Job: Output the data below in full, byte for byte. Nothing may differ.

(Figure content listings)
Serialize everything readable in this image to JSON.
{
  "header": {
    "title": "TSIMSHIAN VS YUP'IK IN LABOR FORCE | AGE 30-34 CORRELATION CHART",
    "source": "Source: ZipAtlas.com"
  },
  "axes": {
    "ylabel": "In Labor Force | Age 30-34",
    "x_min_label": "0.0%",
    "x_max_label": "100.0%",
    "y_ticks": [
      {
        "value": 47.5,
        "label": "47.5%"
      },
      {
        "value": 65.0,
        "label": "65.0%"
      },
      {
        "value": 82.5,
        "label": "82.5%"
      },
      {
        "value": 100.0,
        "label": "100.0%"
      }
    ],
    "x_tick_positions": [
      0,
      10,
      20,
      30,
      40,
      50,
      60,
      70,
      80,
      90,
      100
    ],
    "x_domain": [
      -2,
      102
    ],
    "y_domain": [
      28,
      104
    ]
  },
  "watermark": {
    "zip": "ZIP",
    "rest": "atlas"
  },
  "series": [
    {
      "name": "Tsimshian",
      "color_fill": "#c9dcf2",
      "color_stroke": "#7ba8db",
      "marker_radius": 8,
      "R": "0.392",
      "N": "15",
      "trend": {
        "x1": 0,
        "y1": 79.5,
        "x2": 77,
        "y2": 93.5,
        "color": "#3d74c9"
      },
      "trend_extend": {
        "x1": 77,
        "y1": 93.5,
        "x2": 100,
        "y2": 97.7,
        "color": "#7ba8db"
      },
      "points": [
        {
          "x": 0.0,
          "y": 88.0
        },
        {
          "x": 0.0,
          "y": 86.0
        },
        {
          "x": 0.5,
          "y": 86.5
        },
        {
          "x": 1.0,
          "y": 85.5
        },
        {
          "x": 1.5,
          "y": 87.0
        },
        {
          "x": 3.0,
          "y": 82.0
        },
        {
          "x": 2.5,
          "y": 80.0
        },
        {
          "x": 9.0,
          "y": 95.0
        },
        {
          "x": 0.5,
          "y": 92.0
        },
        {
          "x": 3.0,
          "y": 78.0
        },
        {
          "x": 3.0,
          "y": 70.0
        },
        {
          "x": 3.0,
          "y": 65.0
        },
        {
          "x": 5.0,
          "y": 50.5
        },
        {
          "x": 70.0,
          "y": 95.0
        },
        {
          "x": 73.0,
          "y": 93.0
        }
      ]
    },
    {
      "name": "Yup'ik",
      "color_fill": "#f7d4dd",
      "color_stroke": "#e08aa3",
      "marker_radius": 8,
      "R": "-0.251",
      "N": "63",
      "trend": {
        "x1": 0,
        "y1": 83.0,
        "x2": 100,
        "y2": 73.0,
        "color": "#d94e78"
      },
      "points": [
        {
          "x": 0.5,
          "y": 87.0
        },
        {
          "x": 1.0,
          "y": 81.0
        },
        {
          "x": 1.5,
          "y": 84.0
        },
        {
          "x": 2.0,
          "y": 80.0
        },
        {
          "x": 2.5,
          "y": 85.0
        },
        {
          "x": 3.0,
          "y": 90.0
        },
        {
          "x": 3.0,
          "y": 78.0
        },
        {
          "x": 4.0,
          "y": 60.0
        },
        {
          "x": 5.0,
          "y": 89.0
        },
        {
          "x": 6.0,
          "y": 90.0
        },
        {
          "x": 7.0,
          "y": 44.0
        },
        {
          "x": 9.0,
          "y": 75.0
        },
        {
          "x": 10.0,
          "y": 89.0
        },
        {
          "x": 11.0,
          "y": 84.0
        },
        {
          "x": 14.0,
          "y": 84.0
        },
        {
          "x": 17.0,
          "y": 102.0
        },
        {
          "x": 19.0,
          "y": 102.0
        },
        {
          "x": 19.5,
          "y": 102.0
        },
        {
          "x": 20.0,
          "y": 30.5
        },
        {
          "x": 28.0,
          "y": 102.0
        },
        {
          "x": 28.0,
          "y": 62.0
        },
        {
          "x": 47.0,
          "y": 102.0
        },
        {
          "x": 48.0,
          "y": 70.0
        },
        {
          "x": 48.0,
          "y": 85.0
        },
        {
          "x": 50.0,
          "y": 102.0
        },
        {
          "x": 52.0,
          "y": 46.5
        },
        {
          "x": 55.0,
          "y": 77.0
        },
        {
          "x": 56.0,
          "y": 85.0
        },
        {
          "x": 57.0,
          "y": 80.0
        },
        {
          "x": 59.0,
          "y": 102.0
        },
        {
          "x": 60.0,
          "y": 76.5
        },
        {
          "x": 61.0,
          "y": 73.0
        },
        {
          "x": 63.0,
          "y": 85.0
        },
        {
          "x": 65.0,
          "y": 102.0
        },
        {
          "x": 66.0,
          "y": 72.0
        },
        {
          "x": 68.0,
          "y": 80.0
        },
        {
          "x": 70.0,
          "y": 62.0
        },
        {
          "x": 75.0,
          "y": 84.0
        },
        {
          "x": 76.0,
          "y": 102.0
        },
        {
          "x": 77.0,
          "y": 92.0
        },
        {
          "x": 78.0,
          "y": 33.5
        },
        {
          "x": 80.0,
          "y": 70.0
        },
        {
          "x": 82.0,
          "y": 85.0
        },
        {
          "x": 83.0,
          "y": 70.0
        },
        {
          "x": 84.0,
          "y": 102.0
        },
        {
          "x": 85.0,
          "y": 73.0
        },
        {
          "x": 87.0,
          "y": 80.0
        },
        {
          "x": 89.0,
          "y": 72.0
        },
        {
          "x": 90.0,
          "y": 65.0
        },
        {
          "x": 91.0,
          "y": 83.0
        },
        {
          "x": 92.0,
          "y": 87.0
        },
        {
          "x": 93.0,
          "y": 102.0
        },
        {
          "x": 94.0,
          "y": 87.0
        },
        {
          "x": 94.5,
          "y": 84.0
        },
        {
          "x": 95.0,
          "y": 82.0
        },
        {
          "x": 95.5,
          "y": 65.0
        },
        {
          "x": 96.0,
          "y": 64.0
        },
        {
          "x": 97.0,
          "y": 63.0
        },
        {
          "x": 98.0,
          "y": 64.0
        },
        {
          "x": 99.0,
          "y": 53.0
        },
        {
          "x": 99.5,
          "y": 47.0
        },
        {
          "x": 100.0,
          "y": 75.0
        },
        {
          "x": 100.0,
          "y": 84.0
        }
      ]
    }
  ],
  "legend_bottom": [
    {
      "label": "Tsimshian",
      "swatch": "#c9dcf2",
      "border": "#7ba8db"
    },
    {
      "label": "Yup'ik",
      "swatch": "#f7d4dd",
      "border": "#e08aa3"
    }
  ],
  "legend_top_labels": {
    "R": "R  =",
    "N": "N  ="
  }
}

Task answer:
Serialize everything readable in this image to JSON.
{
  "header": {
    "title": "TSIMSHIAN VS YUP'IK IN LABOR FORCE | AGE 30-34 CORRELATION CHART",
    "source": "Source: ZipAtlas.com"
  },
  "axes": {
    "ylabel": "In Labor Force | Age 30-34",
    "x_min_label": "0.0%",
    "x_max_label": "100.0%",
    "y_ticks": [
      {
        "value": 47.5,
        "label": "47.5%"
      },
      {
        "value": 65.0,
        "label": "65.0%"
      },
      {
        "value": 82.5,
        "label": "82.5%"
      },
      {
        "value": 100.0,
        "label": "100.0%"
      }
    ],
    "x_tick_positions": [
      0,
      10,
      20,
      30,
      40,
      50,
      60,
      70,
      80,
      90,
      100
    ],
    "x_domain": [
      -2,
      102
    ],
    "y_domain": [
      28,
      104
    ]
  },
  "watermark": {
    "zip": "ZIP",
    "rest": "atlas"
  },
  "series": [
    {
      "name": "Tsimshian",
      "color_fill": "#c9dcf2",
      "color_stroke": "#7ba8db",
      "marker_radius": 8,
      "R": "0.392",
      "N": "15",
      "trend": {
        "x1": 0,
        "y1": 79.5,
        "x2": 77,
        "y2": 93.5,
        "color": "#3d74c9"
      },
      "trend_extend": {
        "x1": 77,
        "y1": 93.5,
        "x2": 100,
        "y2": 97.7,
        "color": "#7ba8db"
      },
      "points": [
        {
          "x": 0.0,
          "y": 88.0
        },
        {
          "x": 0.0,
          "y": 86.0
        },
        {
          "x": 0.5,
          "y": 86.5
        },
        {
          "x": 1.0,
          "y": 85.5
        },
        {
          "x": 1.5,
          "y": 87.0
        },
        {
          "x": 3.0,
          "y": 82.0
        },
        {
          "x": 2.5,
          "y": 80.0
        },
        {
          "x": 9.0,
          "y": 95.0
        },
        {
          "x": 0.5,
          "y": 92.0
        },
        {
          "x": 3.0,
          "y": 78.0
        },
        {
          "x": 3.0,
          "y": 70.0
        },
        {
          "x": 3.0,
          "y": 65.0
        },
        {
          "x": 5.0,
          "y": 50.5
        },
        {
          "x": 70.0,
          "y": 95.0
        },
        {
          "x": 73.0,
          "y": 93.0
        }
      ]
    },
    {
      "name": "Yup'ik",
      "color_fill": "#f7d4dd",
      "color_stroke": "#e08aa3",
      "marker_radius": 8,
      "R": "-0.251",
      "N": "63",
      "trend": {
        "x1": 0,
        "y1": 83.0,
        "x2": 100,
        "y2": 73.0,
        "color": "#d94e78"
      },
      "points": [
        {
          "x": 0.5,
          "y": 87.0
        },
        {
          "x": 1.0,
          "y": 81.0
        },
        {
          "x": 1.5,
          "y": 84.0
        },
        {
          "x": 2.0,
          "y": 80.0
        },
        {
          "x": 2.5,
          "y": 85.0
        },
        {
          "x": 3.0,
          "y": 90.0
        },
        {
          "x": 3.0,
          "y": 78.0
        },
        {
          "x": 4.0,
          "y": 60.0
        },
        {
          "x": 5.0,
          "y": 89.0
        },
        {
          "x": 6.0,
          "y": 90.0
        },
        {
          "x": 7.0,
          "y": 44.0
        },
        {
          "x": 9.0,
          "y": 75.0
        },
        {
          "x": 10.0,
          "y": 89.0
        },
        {
          "x": 11.0,
          "y": 84.0
        },
        {
          "x": 14.0,
          "y": 84.0
        },
        {
          "x": 17.0,
          "y": 102.0
        },
        {
          "x": 19.0,
          "y": 102.0
        },
        {
          "x": 19.5,
          "y": 102.0
        },
        {
          "x": 20.0,
          "y": 30.5
        },
        {
          "x": 28.0,
          "y": 102.0
        },
        {
          "x": 28.0,
          "y": 62.0
        },
        {
          "x": 47.0,
          "y": 102.0
        },
        {
          "x": 48.0,
          "y": 70.0
        },
        {
          "x": 48.0,
          "y": 85.0
        },
        {
          "x": 50.0,
          "y": 102.0
        },
        {
          "x": 52.0,
          "y": 46.5
        },
        {
          "x": 55.0,
          "y": 77.0
        },
        {
          "x": 56.0,
          "y": 85.0
        },
        {
          "x": 57.0,
          "y": 80.0
        },
        {
          "x": 59.0,
          "y": 102.0
        },
        {
          "x": 60.0,
          "y": 76.5
        },
        {
          "x": 61.0,
          "y": 73.0
        },
        {
          "x": 63.0,
          "y": 85.0
        },
        {
          "x": 65.0,
          "y": 102.0
        },
        {
          "x": 66.0,
          "y": 72.0
        },
        {
          "x": 68.0,
          "y": 80.0
        },
        {
          "x": 70.0,
          "y": 62.0
        },
        {
          "x": 75.0,
          "y": 84.0
        },
        {
          "x": 76.0,
          "y": 102.0
        },
        {
          "x": 77.0,
          "y": 92.0
        },
        {
          "x": 78.0,
          "y": 33.5
        },
        {
          "x": 80.0,
          "y": 70.0
        },
        {
          "x": 82.0,
          "y": 85.0
        },
        {
          "x": 83.0,
          "y": 70.0
        },
        {
          "x": 84.0,
          "y": 102.0
        },
        {
          "x": 85.0,
          "y": 73.0
        },
        {
          "x": 87.0,
          "y": 80.0
        },
        {
          "x": 89.0,
          "y": 72.0
        },
        {
          "x": 90.0,
          "y": 65.0
        },
        {
          "x": 91.0,
          "y": 83.0
        },
        {
          "x": 92.0,
          "y": 87.0
        },
        {
          "x": 93.0,
          "y": 102.0
        },
        {
          "x": 94.0,
          "y": 87.0
        },
        {
          "x": 94.5,
          "y": 84.0
        },
        {
          "x": 95.0,
          "y": 82.0
        },
        {
          "x": 95.5,
          "y": 65.0
        },
        {
          "x": 96.0,
          "y": 64.0
        },
        {
          "x": 97.0,
          "y": 63.0
        },
        {
          "x": 98.0,
          "y": 64.0
        },
        {
          "x": 99.0,
          "y": 53.0
        },
        {
          "x": 99.5,
          "y": 47.0
        },
        {
          "x": 100.0,
          "y": 75.0
        },
        {
          "x": 100.0,
          "y": 84.0
        }
      ]
    }
  ],
  "legend_bottom": [
    {
      "label": "Tsimshian",
      "swatch": "#c9dcf2",
      "border": "#7ba8db"
    },
    {
      "label": "Yup'ik",
      "swatch": "#f7d4dd",
      "border": "#e08aa3"
    }
  ],
  "legend_top_labels": {
    "R": "R  =",
    "N": "N  ="
  }
}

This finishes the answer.